··· EXERCISE INPUT

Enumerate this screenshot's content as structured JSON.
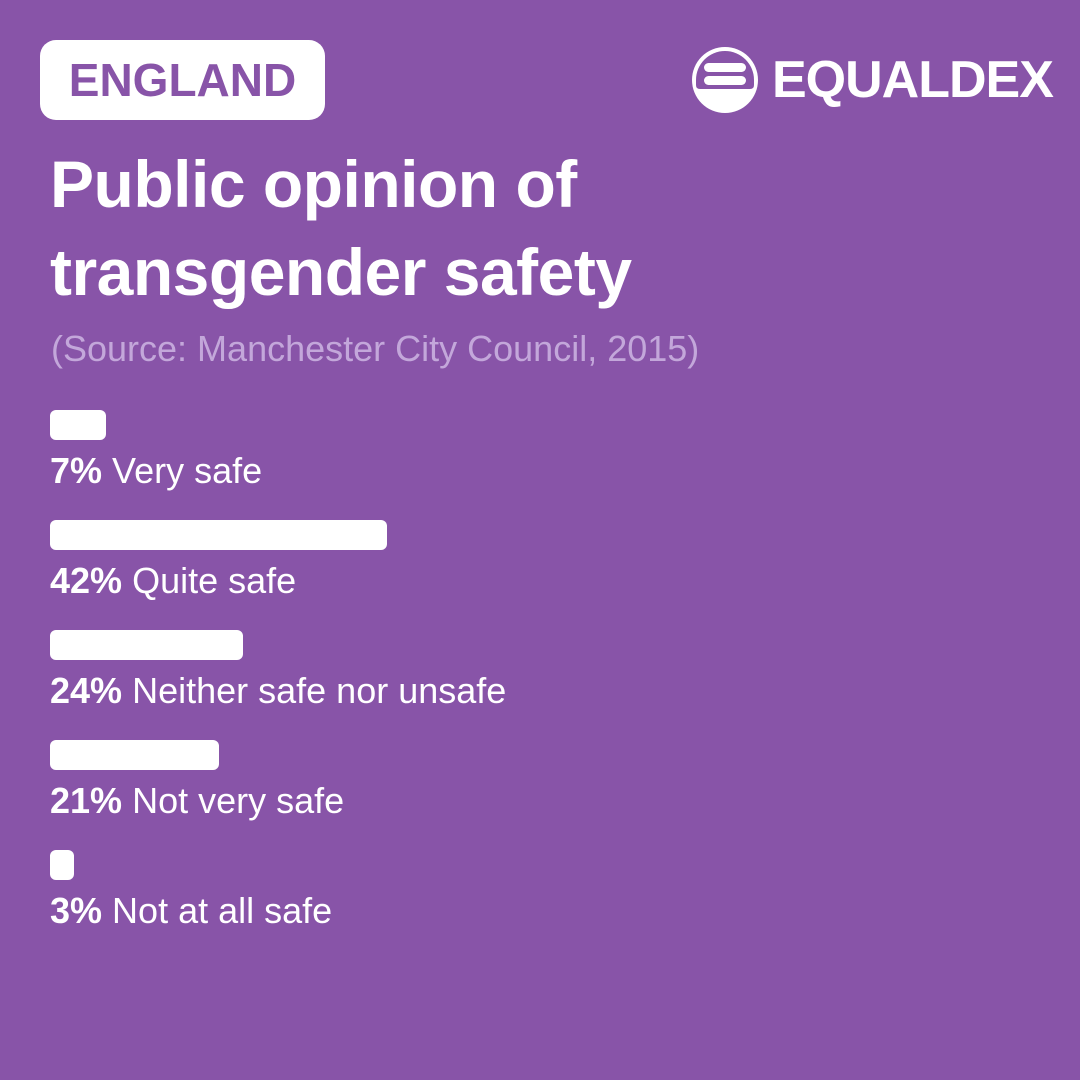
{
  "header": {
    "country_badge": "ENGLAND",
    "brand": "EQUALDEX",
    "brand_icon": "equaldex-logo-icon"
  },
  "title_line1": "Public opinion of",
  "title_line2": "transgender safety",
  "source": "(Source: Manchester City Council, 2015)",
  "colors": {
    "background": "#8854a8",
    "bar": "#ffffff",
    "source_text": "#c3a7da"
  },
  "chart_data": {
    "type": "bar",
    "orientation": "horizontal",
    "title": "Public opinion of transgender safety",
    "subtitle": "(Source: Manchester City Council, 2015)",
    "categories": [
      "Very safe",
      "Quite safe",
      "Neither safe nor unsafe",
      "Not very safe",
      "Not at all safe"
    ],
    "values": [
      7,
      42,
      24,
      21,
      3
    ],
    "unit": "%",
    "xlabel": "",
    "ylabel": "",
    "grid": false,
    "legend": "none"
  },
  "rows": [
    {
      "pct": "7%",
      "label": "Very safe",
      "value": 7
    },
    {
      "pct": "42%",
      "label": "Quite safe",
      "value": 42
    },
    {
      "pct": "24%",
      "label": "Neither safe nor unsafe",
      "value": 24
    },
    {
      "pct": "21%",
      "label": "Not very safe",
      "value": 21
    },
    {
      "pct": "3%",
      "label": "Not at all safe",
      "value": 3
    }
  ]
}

······
··· EXERCISE INPUT

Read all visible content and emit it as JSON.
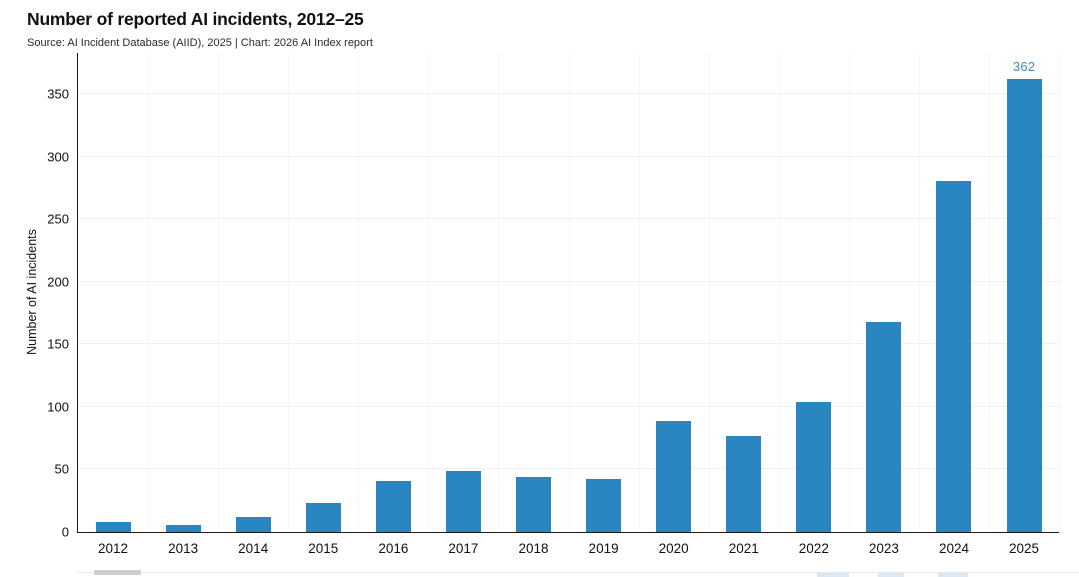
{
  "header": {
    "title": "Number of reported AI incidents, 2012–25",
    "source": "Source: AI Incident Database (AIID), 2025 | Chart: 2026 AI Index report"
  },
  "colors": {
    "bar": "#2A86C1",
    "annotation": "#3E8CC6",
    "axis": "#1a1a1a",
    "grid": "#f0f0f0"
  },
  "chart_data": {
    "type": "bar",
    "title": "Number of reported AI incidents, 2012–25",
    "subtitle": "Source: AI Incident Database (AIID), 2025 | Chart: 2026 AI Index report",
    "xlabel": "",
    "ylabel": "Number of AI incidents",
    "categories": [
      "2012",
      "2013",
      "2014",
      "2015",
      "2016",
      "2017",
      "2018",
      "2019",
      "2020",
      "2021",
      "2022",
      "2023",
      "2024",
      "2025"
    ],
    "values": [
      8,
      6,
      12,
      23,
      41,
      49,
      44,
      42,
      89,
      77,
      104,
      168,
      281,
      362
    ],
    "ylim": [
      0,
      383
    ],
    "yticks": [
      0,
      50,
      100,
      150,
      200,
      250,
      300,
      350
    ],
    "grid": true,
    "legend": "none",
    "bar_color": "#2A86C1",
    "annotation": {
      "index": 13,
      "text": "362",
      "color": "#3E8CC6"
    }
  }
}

······

• **TASK DETAILS**
What is the number of lines in the records that contain the string "Manchester"? Give only that number.

• **TASK ANSWER**
2